#### Records for this task
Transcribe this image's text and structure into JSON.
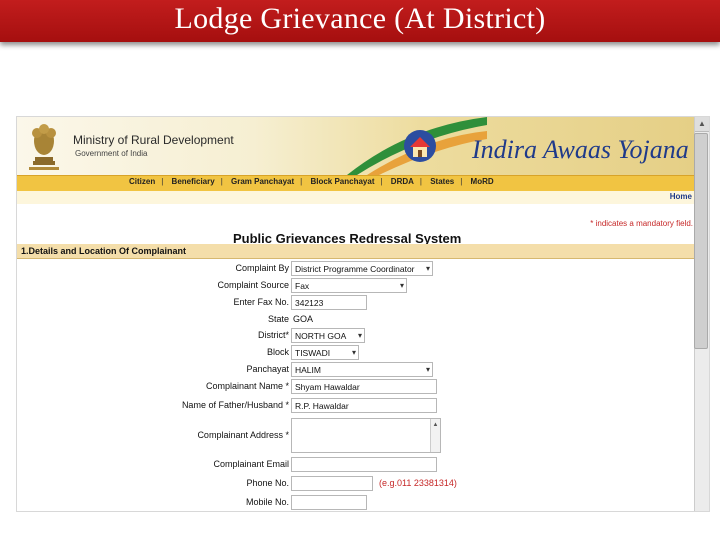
{
  "slide": {
    "title": "Lodge Grievance (At District)"
  },
  "banner": {
    "ministry": "Ministry of Rural Development",
    "government": "Government of India",
    "scheme_title": "Indira Awaas Yojana"
  },
  "nav": {
    "items": [
      "Citizen",
      "Beneficiary",
      "Gram Panchayat",
      "Block Panchayat",
      "DRDA",
      "States",
      "MoRD"
    ],
    "home": "Home"
  },
  "form": {
    "required_note": "* indicates a mandatory field.",
    "page_title": "Public Grievances Redressal System",
    "section_title": "1.Details and Location Of Complainant",
    "fields": {
      "complaint_by": {
        "label": "Complaint By",
        "value": "District Programme Coordinator"
      },
      "complaint_source": {
        "label": "Complaint Source",
        "value": "Fax"
      },
      "fax_no": {
        "label": "Enter Fax No.",
        "value": "342123"
      },
      "state": {
        "label": "State",
        "value": "GOA"
      },
      "district": {
        "label": "District*",
        "value": "NORTH GOA"
      },
      "block": {
        "label": "Block",
        "value": "TISWADI"
      },
      "panchayat": {
        "label": "Panchayat",
        "value": "HALIM"
      },
      "complainant_name": {
        "label": "Complainant Name *",
        "value": "Shyam Hawaldar"
      },
      "father_husband": {
        "label": "Name of Father/Husband *",
        "value": "R.P. Hawaldar"
      },
      "address": {
        "label": "Complainant Address *",
        "value": ""
      },
      "email": {
        "label": "Complainant Email",
        "value": ""
      },
      "phone": {
        "label": "Phone No.",
        "value": "",
        "hint": "(e.g.011 23381314)"
      },
      "mobile": {
        "label": "Mobile No.",
        "value": ""
      }
    }
  }
}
########
What is being asked:
Look through the records and gather each line with the word "Hawaldar".

Exercise result:
        "value": "Shyam Hawaldar"
        "value": "R.P. Hawaldar"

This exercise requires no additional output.